### WHAT YOU SHOULD DO
Please copy every one of the entries below word for word, leaving none out.
-- begin RECORDS TO PROCESS --
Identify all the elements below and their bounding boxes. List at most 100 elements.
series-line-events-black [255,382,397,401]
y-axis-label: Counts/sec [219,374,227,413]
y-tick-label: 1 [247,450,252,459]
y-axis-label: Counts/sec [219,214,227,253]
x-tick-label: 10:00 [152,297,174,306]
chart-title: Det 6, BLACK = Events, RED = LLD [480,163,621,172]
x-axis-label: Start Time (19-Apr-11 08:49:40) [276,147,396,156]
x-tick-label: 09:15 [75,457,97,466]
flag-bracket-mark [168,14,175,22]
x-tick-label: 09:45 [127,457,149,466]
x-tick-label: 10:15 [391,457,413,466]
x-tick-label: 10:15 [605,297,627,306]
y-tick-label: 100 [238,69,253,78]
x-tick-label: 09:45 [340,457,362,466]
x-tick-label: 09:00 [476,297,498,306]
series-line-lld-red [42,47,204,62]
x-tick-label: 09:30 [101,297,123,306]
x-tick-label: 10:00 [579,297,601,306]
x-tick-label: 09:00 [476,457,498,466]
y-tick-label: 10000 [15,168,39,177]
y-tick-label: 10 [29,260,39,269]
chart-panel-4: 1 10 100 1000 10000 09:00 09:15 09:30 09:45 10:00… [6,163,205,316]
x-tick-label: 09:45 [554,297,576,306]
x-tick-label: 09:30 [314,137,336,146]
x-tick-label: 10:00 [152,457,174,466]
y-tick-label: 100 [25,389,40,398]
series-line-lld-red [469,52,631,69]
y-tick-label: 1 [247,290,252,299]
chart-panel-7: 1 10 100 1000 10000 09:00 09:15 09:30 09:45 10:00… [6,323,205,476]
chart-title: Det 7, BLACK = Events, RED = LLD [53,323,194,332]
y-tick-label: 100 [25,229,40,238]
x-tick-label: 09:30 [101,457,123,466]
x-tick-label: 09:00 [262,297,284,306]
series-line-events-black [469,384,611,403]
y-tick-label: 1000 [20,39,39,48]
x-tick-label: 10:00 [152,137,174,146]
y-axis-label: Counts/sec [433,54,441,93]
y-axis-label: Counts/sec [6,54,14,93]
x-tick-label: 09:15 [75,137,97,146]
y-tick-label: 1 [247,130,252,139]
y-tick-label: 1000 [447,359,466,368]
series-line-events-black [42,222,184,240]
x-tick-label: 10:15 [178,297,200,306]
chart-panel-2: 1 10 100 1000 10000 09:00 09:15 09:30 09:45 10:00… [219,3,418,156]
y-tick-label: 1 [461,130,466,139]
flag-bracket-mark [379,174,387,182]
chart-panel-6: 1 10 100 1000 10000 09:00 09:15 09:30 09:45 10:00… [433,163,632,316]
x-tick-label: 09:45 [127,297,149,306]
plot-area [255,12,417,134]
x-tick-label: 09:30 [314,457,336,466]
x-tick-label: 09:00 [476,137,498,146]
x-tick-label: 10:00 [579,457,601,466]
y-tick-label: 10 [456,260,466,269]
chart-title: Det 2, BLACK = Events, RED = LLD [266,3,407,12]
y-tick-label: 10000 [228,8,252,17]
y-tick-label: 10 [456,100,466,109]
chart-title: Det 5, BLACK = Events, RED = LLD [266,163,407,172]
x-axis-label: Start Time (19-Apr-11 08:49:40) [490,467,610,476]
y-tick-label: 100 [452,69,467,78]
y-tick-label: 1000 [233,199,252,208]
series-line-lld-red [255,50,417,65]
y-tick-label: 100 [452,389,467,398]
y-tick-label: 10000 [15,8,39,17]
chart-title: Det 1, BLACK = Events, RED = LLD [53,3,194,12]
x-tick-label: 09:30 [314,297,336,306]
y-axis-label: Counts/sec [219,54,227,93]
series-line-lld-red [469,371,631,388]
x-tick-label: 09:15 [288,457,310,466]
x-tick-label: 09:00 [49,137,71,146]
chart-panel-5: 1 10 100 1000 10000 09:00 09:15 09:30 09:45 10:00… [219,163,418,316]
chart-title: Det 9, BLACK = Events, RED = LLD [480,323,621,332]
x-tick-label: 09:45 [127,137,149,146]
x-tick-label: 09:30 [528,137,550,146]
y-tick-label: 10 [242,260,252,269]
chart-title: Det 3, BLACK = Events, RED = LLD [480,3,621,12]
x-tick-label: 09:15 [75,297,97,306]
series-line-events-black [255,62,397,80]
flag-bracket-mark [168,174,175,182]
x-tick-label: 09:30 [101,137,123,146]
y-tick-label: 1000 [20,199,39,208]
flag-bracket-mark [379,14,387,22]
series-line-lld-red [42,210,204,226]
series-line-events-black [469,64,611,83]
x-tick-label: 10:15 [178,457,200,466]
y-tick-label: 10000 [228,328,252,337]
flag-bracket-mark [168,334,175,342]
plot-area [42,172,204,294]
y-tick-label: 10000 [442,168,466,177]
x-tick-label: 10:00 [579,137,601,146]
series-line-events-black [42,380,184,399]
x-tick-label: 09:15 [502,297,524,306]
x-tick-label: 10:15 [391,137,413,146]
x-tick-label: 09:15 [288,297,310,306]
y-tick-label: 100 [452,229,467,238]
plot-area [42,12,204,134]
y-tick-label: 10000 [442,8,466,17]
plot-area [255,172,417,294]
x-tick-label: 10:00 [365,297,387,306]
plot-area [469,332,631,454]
-- end RECORDS TO PROCESS --
### ANSWER TO THIS EXERCISE
Identify all the elements below and their bounding boxes. List at most 100 elements.
series-line-events-black [255,382,397,401]
y-axis-label: Counts/sec [219,374,227,413]
y-tick-label: 1 [247,450,252,459]
y-axis-label: Counts/sec [219,214,227,253]
x-tick-label: 10:00 [152,297,174,306]
chart-title: Det 6, BLACK = Events, RED = LLD [480,163,621,172]
x-axis-label: Start Time (19-Apr-11 08:49:40) [276,147,396,156]
x-tick-label: 09:15 [75,457,97,466]
flag-bracket-mark [168,14,175,22]
x-tick-label: 09:45 [127,457,149,466]
x-tick-label: 10:15 [391,457,413,466]
x-tick-label: 10:15 [605,297,627,306]
y-tick-label: 100 [238,69,253,78]
x-tick-label: 09:45 [340,457,362,466]
x-tick-label: 09:00 [476,297,498,306]
series-line-lld-red [42,47,204,62]
x-tick-label: 09:30 [101,297,123,306]
x-tick-label: 10:00 [579,297,601,306]
x-tick-label: 09:00 [476,457,498,466]
y-tick-label: 10000 [15,168,39,177]
y-tick-label: 10 [29,260,39,269]
chart-panel-4: 1 10 100 1000 10000 09:00 09:15 09:30 09:45 10:00… [6,163,205,316]
x-tick-label: 09:45 [554,297,576,306]
x-tick-label: 09:30 [314,137,336,146]
x-tick-label: 10:00 [152,457,174,466]
y-tick-label: 100 [25,389,40,398]
series-line-lld-red [469,52,631,69]
y-tick-label: 1 [247,290,252,299]
chart-panel-7: 1 10 100 1000 10000 09:00 09:15 09:30 09:45 10:00… [6,323,205,476]
chart-title: Det 7, BLACK = Events, RED = LLD [53,323,194,332]
y-tick-label: 100 [25,229,40,238]
x-tick-label: 09:30 [101,457,123,466]
x-tick-label: 09:00 [262,297,284,306]
series-line-events-black [469,384,611,403]
y-tick-label: 1000 [20,39,39,48]
x-tick-label: 10:00 [152,137,174,146]
y-axis-label: Counts/sec [433,54,441,93]
y-axis-label: Counts/sec [6,54,14,93]
x-tick-label: 09:15 [75,137,97,146]
y-tick-label: 1 [247,130,252,139]
y-tick-label: 1000 [447,359,466,368]
series-line-events-black [42,222,184,240]
x-tick-label: 10:15 [178,297,200,306]
chart-panel-2: 1 10 100 1000 10000 09:00 09:15 09:30 09:45 10:00… [219,3,418,156]
y-tick-label: 1 [461,130,466,139]
flag-bracket-mark [379,174,387,182]
chart-panel-6: 1 10 100 1000 10000 09:00 09:15 09:30 09:45 10:00… [433,163,632,316]
x-tick-label: 09:45 [127,297,149,306]
plot-area [255,12,417,134]
x-tick-label: 09:30 [314,457,336,466]
x-tick-label: 09:00 [476,137,498,146]
x-tick-label: 10:00 [579,457,601,466]
y-tick-label: 10 [456,260,466,269]
chart-title: Det 2, BLACK = Events, RED = LLD [266,3,407,12]
y-tick-label: 10000 [228,8,252,17]
y-tick-label: 10 [456,100,466,109]
chart-title: Det 5, BLACK = Events, RED = LLD [266,163,407,172]
x-axis-label: Start Time (19-Apr-11 08:49:40) [490,467,610,476]
y-tick-label: 100 [452,69,467,78]
y-tick-label: 1000 [233,199,252,208]
series-line-lld-red [255,50,417,65]
y-tick-label: 100 [452,389,467,398]
y-tick-label: 10000 [15,8,39,17]
chart-title: Det 1, BLACK = Events, RED = LLD [53,3,194,12]
x-tick-label: 09:30 [314,297,336,306]
y-axis-label: Counts/sec [219,54,227,93]
series-line-lld-red [469,371,631,388]
x-tick-label: 09:15 [288,457,310,466]
x-tick-label: 09:00 [49,137,71,146]
chart-panel-5: 1 10 100 1000 10000 09:00 09:15 09:30 09:45 10:00… [219,163,418,316]
chart-title: Det 9, BLACK = Events, RED = LLD [480,323,621,332]
x-tick-label: 09:45 [127,137,149,146]
x-tick-label: 09:30 [528,137,550,146]
y-tick-label: 10 [242,260,252,269]
chart-title: Det 3, BLACK = Events, RED = LLD [480,3,621,12]
x-tick-label: 09:15 [75,297,97,306]
series-line-events-black [255,62,397,80]
flag-bracket-mark [168,174,175,182]
x-tick-label: 09:30 [101,137,123,146]
y-tick-label: 1000 [20,199,39,208]
flag-bracket-mark [379,14,387,22]
series-line-lld-red [42,210,204,226]
series-line-events-black [469,64,611,83]
x-tick-label: 10:15 [178,457,200,466]
y-tick-label: 10000 [228,328,252,337]
flag-bracket-mark [168,334,175,342]
plot-area [42,172,204,294]
y-tick-label: 10000 [442,168,466,177]
x-tick-label: 10:00 [579,137,601,146]
series-line-events-black [42,380,184,399]
x-tick-label: 09:15 [502,297,524,306]
x-tick-label: 10:15 [391,137,413,146]
x-tick-label: 09:15 [288,297,310,306]
y-tick-label: 100 [452,229,467,238]
plot-area [42,12,204,134]
y-tick-label: 10000 [442,8,466,17]
plot-area [255,172,417,294]
x-tick-label: 10:00 [365,297,387,306]
plot-area [469,332,631,454]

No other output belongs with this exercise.